[WORK TO DO] Work through the entries below and report how many lines include "JSON". The number alone is the answer.

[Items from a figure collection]
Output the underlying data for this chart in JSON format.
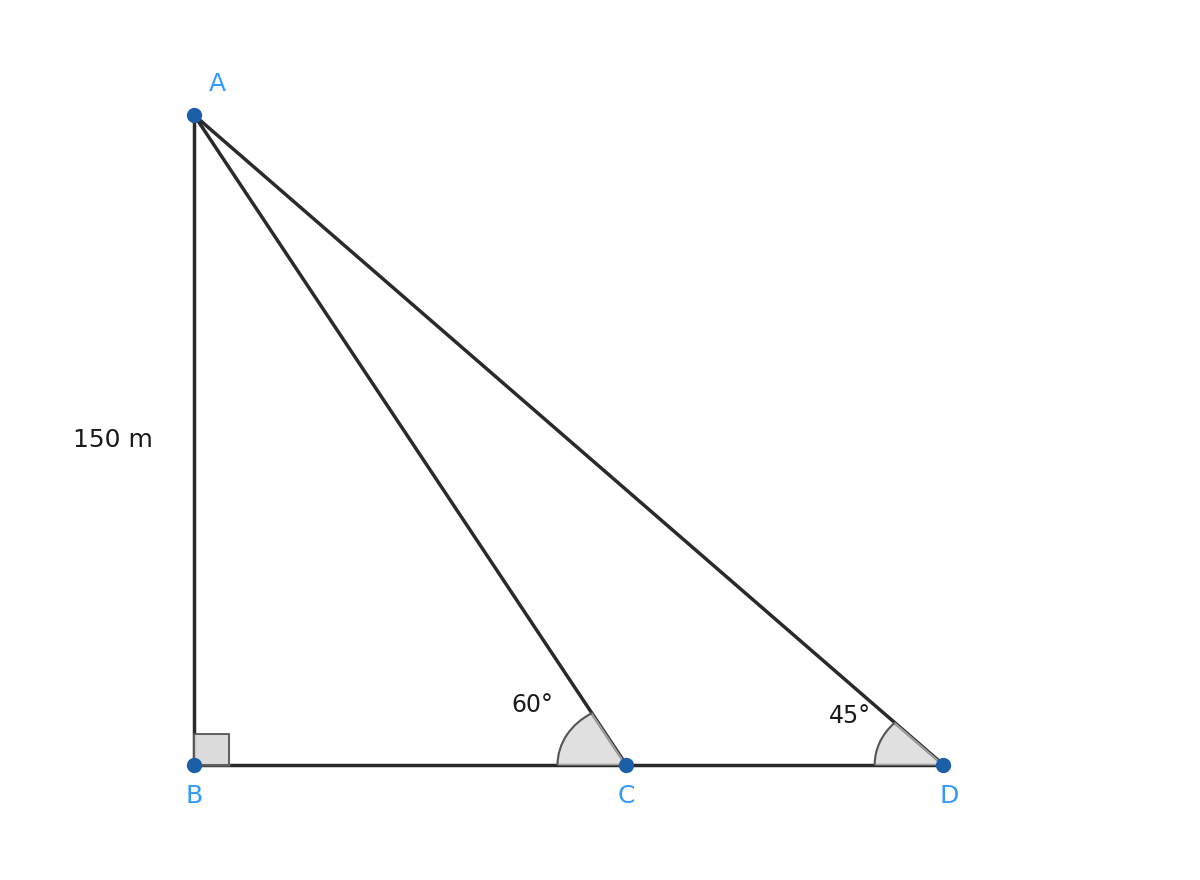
{
  "background_color": "#ffffff",
  "point_color": "#1a5fa8",
  "line_color": "#2a2a2a",
  "label_color": "#3399ff",
  "text_color": "#1a1a1a",
  "points": {
    "A": [
      150,
      600
    ],
    "B": [
      150,
      0
    ],
    "C": [
      496,
      0
    ],
    "D": [
      750,
      0
    ]
  },
  "height_label": "150 m",
  "angle_C": "60°",
  "angle_D": "45°",
  "xlim": [
    0,
    950
  ],
  "ylim": [
    -100,
    700
  ],
  "figsize": [
    12.0,
    8.8
  ],
  "dpi": 100,
  "point_size": 100,
  "line_width": 2.5,
  "font_size_labels": 18,
  "font_size_angles": 17,
  "font_size_height": 18
}
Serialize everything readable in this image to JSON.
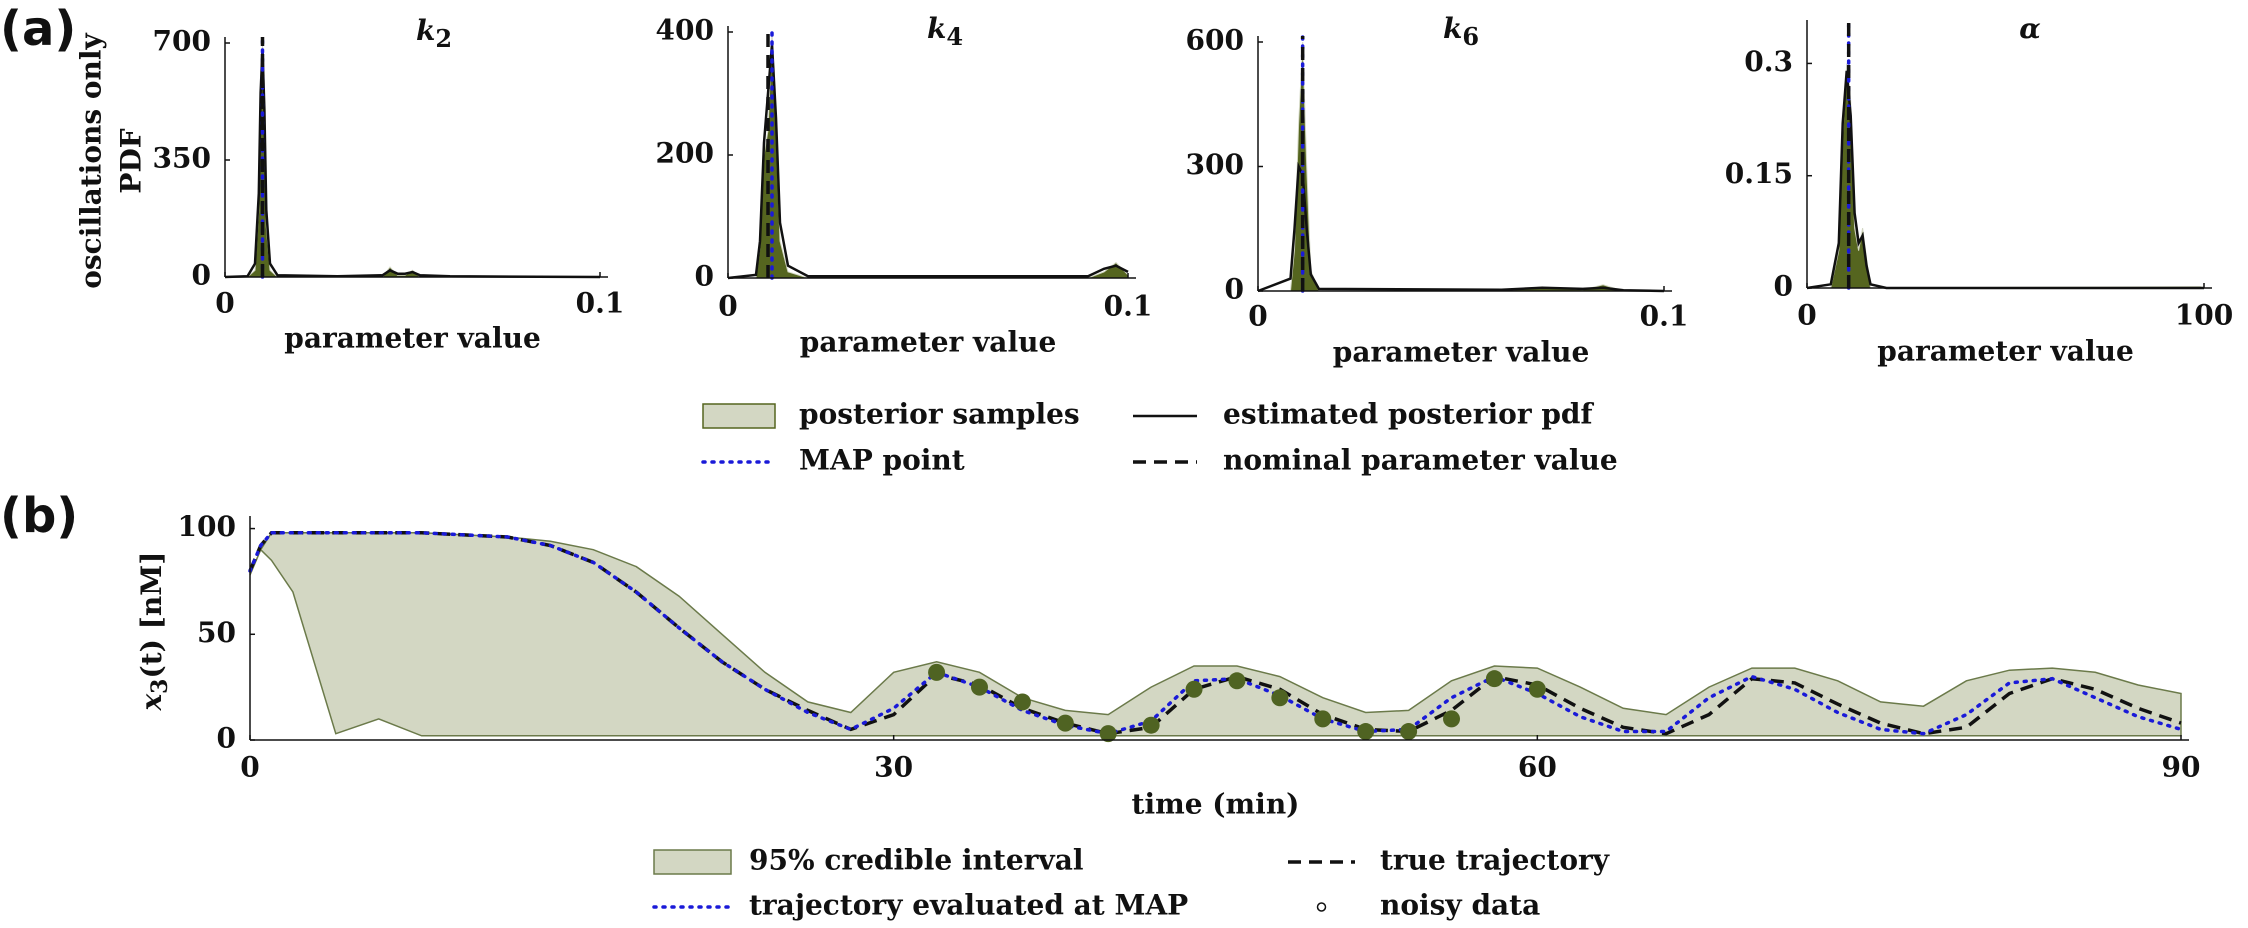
{
  "panels": [
    "(a)",
    "(b)"
  ],
  "chart_data": [
    {
      "type": "area",
      "title": "k",
      "title_subscript": "2",
      "xlabel": "parameter value",
      "ylabel": [
        "oscillations only",
        "PDF"
      ],
      "x": [
        0,
        0.006,
        0.008,
        0.009,
        0.0095,
        0.01,
        0.0105,
        0.011,
        0.012,
        0.014,
        0.03,
        0.042,
        0.044,
        0.046,
        0.048,
        0.05,
        0.052,
        0.06,
        0.1
      ],
      "xlim": [
        0,
        0.1
      ],
      "xticks": [
        0,
        0.1
      ],
      "ylim": [
        0,
        700
      ],
      "yticks": [
        0,
        350,
        700
      ],
      "series": [
        {
          "name": "posterior samples",
          "color": "#55651f",
          "edgecolor": "#d3d7c3",
          "values": [
            0,
            0,
            20,
            200,
            500,
            700,
            450,
            150,
            20,
            0,
            0,
            0,
            30,
            5,
            5,
            20,
            0,
            0,
            0
          ]
        },
        {
          "name": "estimated posterior pdf",
          "color": "#111111",
          "linestyle": "solid",
          "values": [
            0,
            2,
            40,
            250,
            550,
            680,
            500,
            200,
            40,
            5,
            2,
            5,
            20,
            10,
            10,
            15,
            5,
            2,
            0
          ]
        },
        {
          "name": "MAP point",
          "color": "#1a1ad8",
          "linestyle": "dotted",
          "x": 0.01
        },
        {
          "name": "nominal parameter value",
          "color": "#111111",
          "linestyle": "dashed",
          "x": 0.01
        }
      ]
    },
    {
      "type": "area",
      "title": "k",
      "title_subscript": "4",
      "xlabel": "parameter value",
      "x": [
        0,
        0.007,
        0.008,
        0.009,
        0.01,
        0.011,
        0.012,
        0.013,
        0.015,
        0.02,
        0.09,
        0.094,
        0.097,
        0.1
      ],
      "xlim": [
        0,
        0.1
      ],
      "xticks": [
        0,
        0.1
      ],
      "ylim": [
        0,
        400
      ],
      "yticks": [
        0,
        200,
        400
      ],
      "series": [
        {
          "color": "#55651f",
          "edgecolor": "#d3d7c3",
          "values": [
            0,
            0,
            50,
            200,
            240,
            400,
            240,
            60,
            10,
            0,
            0,
            10,
            25,
            5
          ]
        },
        {
          "color": "#111111",
          "linestyle": "solid",
          "values": [
            0,
            5,
            60,
            220,
            300,
            380,
            260,
            90,
            20,
            3,
            3,
            15,
            20,
            10
          ]
        },
        {
          "color": "#1a1ad8",
          "linestyle": "dotted",
          "x": 0.011
        },
        {
          "color": "#111111",
          "linestyle": "dashed",
          "x": 0.01
        }
      ]
    },
    {
      "type": "area",
      "title": "k",
      "title_subscript": "6",
      "xlabel": "parameter value",
      "x": [
        0,
        0.008,
        0.009,
        0.01,
        0.011,
        0.012,
        0.013,
        0.015,
        0.06,
        0.07,
        0.08,
        0.085,
        0.09,
        0.1
      ],
      "xlim": [
        0,
        0.1
      ],
      "xticks": [
        0,
        0.1
      ],
      "ylim": [
        0,
        600
      ],
      "yticks": [
        0,
        300,
        600
      ],
      "series": [
        {
          "color": "#55651f",
          "edgecolor": "#d3d7c3",
          "values": [
            0,
            0,
            100,
            400,
            600,
            300,
            50,
            0,
            0,
            10,
            3,
            15,
            0,
            0
          ]
        },
        {
          "color": "#111111",
          "linestyle": "solid",
          "values": [
            0,
            30,
            150,
            300,
            280,
            150,
            40,
            5,
            3,
            8,
            5,
            8,
            2,
            0
          ]
        },
        {
          "color": "#1a1ad8",
          "linestyle": "dotted",
          "x": 0.011
        },
        {
          "color": "#111111",
          "linestyle": "dashed",
          "x": 0.011
        }
      ]
    },
    {
      "type": "area",
      "title": "α",
      "xlabel": "parameter value",
      "x": [
        0,
        6,
        8,
        9,
        10,
        11,
        12,
        13,
        14,
        15,
        16,
        20,
        99,
        100
      ],
      "xlim": [
        0,
        100
      ],
      "xticks": [
        0,
        100
      ],
      "ylim": [
        0,
        0.35
      ],
      "yticks": [
        0,
        0.15,
        0.3
      ],
      "series": [
        {
          "color": "#55651f",
          "edgecolor": "#d3d7c3",
          "values": [
            0,
            0,
            0.05,
            0.2,
            0.3,
            0.25,
            0.08,
            0.05,
            0.08,
            0.04,
            0,
            0,
            0.002,
            0
          ]
        },
        {
          "color": "#111111",
          "linestyle": "solid",
          "values": [
            0,
            0.005,
            0.06,
            0.22,
            0.29,
            0.23,
            0.1,
            0.06,
            0.07,
            0.03,
            0.005,
            0,
            0,
            0
          ]
        },
        {
          "color": "#1a1ad8",
          "linestyle": "dotted",
          "x": 10.5
        },
        {
          "color": "#111111",
          "linestyle": "dashed",
          "x": 10.5
        }
      ]
    },
    {
      "type": "line",
      "xlabel": "time (min)",
      "ylabel": "x",
      "ylabel_subscript": "3",
      "ylabel_suffix": "(t) [nM]",
      "x": [
        0,
        0.5,
        1,
        2,
        4,
        6,
        8,
        10,
        12,
        14,
        16,
        18,
        20,
        22,
        24,
        26,
        28,
        30,
        32,
        34,
        36,
        38,
        40,
        42,
        44,
        46,
        48,
        50,
        52,
        54,
        56,
        58,
        60,
        62,
        64,
        66,
        68,
        70,
        72,
        74,
        76,
        78,
        80,
        82,
        84,
        86,
        88,
        90
      ],
      "xlim": [
        0,
        90
      ],
      "xticks": [
        0,
        30,
        60,
        90
      ],
      "ylim": [
        0,
        105
      ],
      "yticks": [
        0,
        50,
        100
      ],
      "series": [
        {
          "name": "95% credible interval",
          "color": "#d3d7c3",
          "edgecolor": "#6b7a4a",
          "values": [
            78,
            90,
            98,
            98,
            98,
            98,
            98,
            97,
            96,
            94,
            90,
            82,
            68,
            50,
            32,
            18,
            13,
            32,
            37,
            32,
            20,
            14,
            12,
            25,
            35,
            35,
            30,
            20,
            13,
            14,
            28,
            35,
            34,
            25,
            15,
            12,
            25,
            34,
            34,
            28,
            18,
            16,
            28,
            33,
            34,
            32,
            26,
            22
          ],
          "lower": [
            78,
            90,
            85,
            70,
            3,
            10,
            2,
            2,
            2,
            2,
            2,
            2,
            2,
            2,
            2,
            2,
            2,
            2,
            2,
            2,
            2,
            2,
            2,
            2,
            2,
            2,
            2,
            2,
            2,
            2,
            2,
            2,
            2,
            2,
            2,
            2,
            2,
            2,
            2,
            2,
            2,
            2,
            2,
            2,
            2,
            2,
            2,
            2
          ]
        },
        {
          "name": "true trajectory",
          "color": "#111111",
          "linestyle": "dashed",
          "values": [
            80,
            92,
            98,
            98,
            98,
            98,
            98,
            97,
            96,
            92,
            84,
            70,
            53,
            37,
            24,
            14,
            5,
            12,
            31,
            26,
            15,
            8,
            3,
            6,
            24,
            30,
            24,
            12,
            5,
            4,
            14,
            30,
            26,
            15,
            6,
            3,
            12,
            29,
            27,
            17,
            8,
            3,
            6,
            22,
            29,
            24,
            15,
            8
          ]
        },
        {
          "name": "trajectory evaluated at MAP",
          "color": "#1a1ad8",
          "linestyle": "dotted",
          "values": [
            80,
            92,
            98,
            98,
            98,
            98,
            98,
            97,
            96,
            92,
            84,
            70,
            53,
            37,
            24,
            13,
            5,
            15,
            32,
            25,
            14,
            7,
            3,
            9,
            28,
            29,
            21,
            10,
            4,
            5,
            20,
            30,
            22,
            11,
            4,
            4,
            20,
            30,
            24,
            13,
            5,
            3,
            12,
            27,
            29,
            20,
            11,
            5
          ]
        },
        {
          "name": "noisy data",
          "color": "#4f6322",
          "marker": "o",
          "x": [
            32,
            34,
            36,
            38,
            40,
            42,
            44,
            46,
            48,
            50,
            52,
            54,
            56,
            58,
            60
          ],
          "values": [
            32,
            25,
            18,
            8,
            3,
            7,
            24,
            28,
            20,
            10,
            4,
            4,
            10,
            29,
            24
          ]
        }
      ]
    }
  ]
}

[EXERCISE SOLUTION] 2